— Begin Excerpt provided —

Coppedè District: A drift between dream and reality

If you thought that Rome was just ancient ruins, baroque churches and fountains, and alleys paved with cobblestones (the bane of the Romans), get ready to think again. In the heart of the Trieste neighborhood hides an architectural gem that seems to have come straight out of a storybook: the Coppedè neighborhood. You are in front of a true dreamlike microcosm. Walk through it with eyes full of wonder and feet firmly on the ground, because at times you will feel like you are flying, like in a surreal Chagall painting.

The address of wonders

The pride of the Trieste neighborhood, Coppedè is a fascinating corner of the Eternal City. Here, Art Nouveau winks at Gothic, Renaissance and Baroque, creating a mysterious and playful atmosphere, which it shares with the nearby Villa Torlonia. Composed of 17 villas and 26 buildings, it is not really a neighborhood, but rather a block. Located between Via Tagliamento, Via Clitunno, Via Serchio, Via Ombrone and Via Arno, it develops around Piazza Mincio, from which elegant streets branch out in a radial pattern. Walking among arches, towers and wrought iron decorations, the first question that comes to mind is who could have imagined this corner of the world. It’s time to tell you how it happened.

Who was Coppedè?

— End Excerpt provided —

Required actions:
[A] Answer the following questions from the Coppedè district article:
(i) In which neighborhood of Rome does the district lie?
(ii) How many villas and how many buildings make up the district?
(iii) Around which square is the district laid out?
[B] Reproduce word for word the stretch of the Coppedè district article from "If you thought" through "surreal Chagall painting.".

— Begin Information supplied —

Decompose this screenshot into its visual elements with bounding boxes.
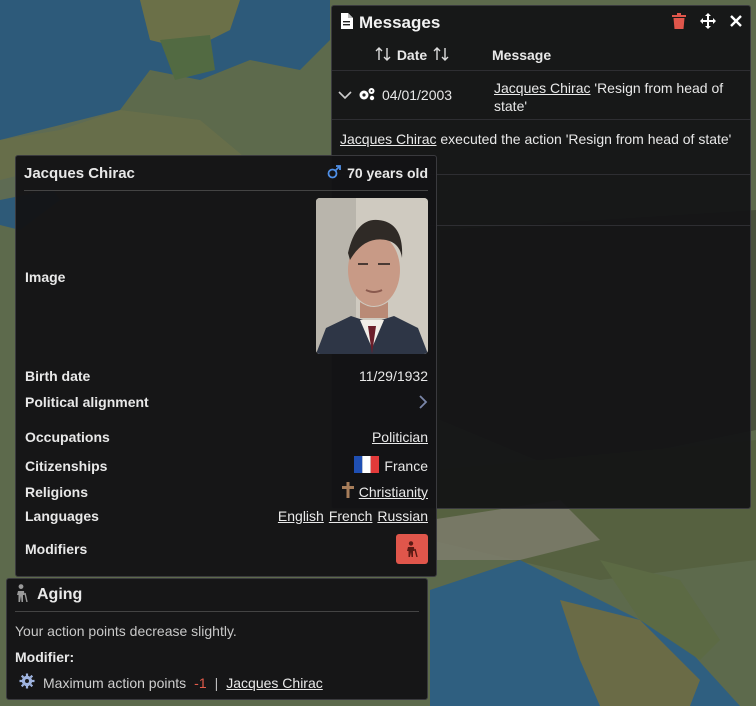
aging-description: Your action points decrease slightly. <box>15 623 237 639</box>
aging-modifier-button[interactable] <box>396 534 428 564</box>
gears-icon <box>358 86 376 105</box>
messages-columns: Date Message <box>332 40 750 71</box>
chevron-right-icon[interactable] <box>419 395 428 409</box>
cross-icon <box>341 482 354 501</box>
message-date: 04/01/2003 <box>382 87 453 103</box>
messages-title: Messages <box>359 13 441 32</box>
document-icon <box>340 12 353 34</box>
move-icon[interactable] <box>700 12 716 34</box>
citizenships-label: Citizenships <box>25 458 108 474</box>
sort-icon[interactable] <box>375 46 391 64</box>
date-column-header[interactable]: Date <box>397 47 427 63</box>
modifier-value: -1 <box>194 674 207 691</box>
modifiers-label: Modifiers <box>25 541 88 557</box>
character-name: Jacques Chirac <box>24 164 135 182</box>
image-label: Image <box>25 269 66 285</box>
aging-tooltip: Aging Your action points decrease slight… <box>6 578 428 700</box>
languages-label: Languages <box>25 508 99 524</box>
chevron-down-icon[interactable] <box>338 87 352 103</box>
france-flag-icon <box>354 456 380 476</box>
political-alignment-label: Political alignment <box>25 394 149 410</box>
birth-date-label: Birth date <box>25 368 91 384</box>
message-actor-link[interactable]: Jacques Chirac <box>494 80 591 96</box>
occupations-label: Occupations <box>25 429 110 445</box>
detail-text: executed the action 'Resign from head of… <box>440 131 732 147</box>
sort-icon[interactable] <box>433 46 449 64</box>
male-icon <box>327 164 341 182</box>
religion-link[interactable]: Christianity <box>359 484 428 500</box>
citizenship-value: France <box>384 458 428 474</box>
detail-actor-link[interactable]: Jacques Chirac <box>340 131 437 147</box>
modifier-source-link[interactable]: Jacques Chirac <box>226 675 323 691</box>
modifier-line: Maximum action points -1 | Jacques Chira… <box>19 673 417 692</box>
occupation-link[interactable]: Politician <box>372 429 428 445</box>
language-link[interactable]: English <box>278 508 324 524</box>
language-link[interactable]: French <box>329 508 373 524</box>
message-column-header[interactable]: Message <box>492 47 551 63</box>
aging-title: Aging <box>37 586 83 603</box>
messages-header[interactable]: Messages <box>332 6 750 40</box>
trash-icon[interactable] <box>672 12 686 34</box>
close-icon[interactable] <box>730 14 742 32</box>
character-age: 70 years old <box>347 165 428 181</box>
character-portrait <box>316 198 428 354</box>
message-row[interactable]: 04/01/2003 Jacques Chirac 'Resign from h… <box>332 71 750 120</box>
modifier-label: Modifier: <box>15 649 75 665</box>
modifier-effect: Maximum action points <box>43 674 187 691</box>
religions-label: Religions <box>25 483 89 500</box>
elderly-icon <box>407 541 418 557</box>
birth-date-value: 11/29/1932 <box>358 368 428 384</box>
modifier-separator: | <box>214 674 219 691</box>
elderly-icon <box>15 583 29 607</box>
language-link[interactable]: Russian <box>377 508 428 524</box>
character-tooltip: Jacques Chirac 70 years old Image Birth … <box>15 155 437 577</box>
gear-icon <box>19 673 35 692</box>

— End Information supplied —

Answers for the tasks:
[A]
(i) The Trieste neighborhood.
(ii) 17 villas and 26 buildings.
(iii) Piazza Mincio.

[B]
If you thought that Rome was just ancient ruins, baroque churches and fountains, and alleys paved with cobblestones (the bane of the Romans), get ready to think again. In the heart of the Trieste neighborhood hides an architectural gem that seems to have come straight out of a storybook: the Coppedè neighborhood. You are in front of a true dreamlike microcosm. Walk through it with eyes full of wonder and feet firmly on the ground, because at times you will feel like you are flying, like in a surreal Chagall painting.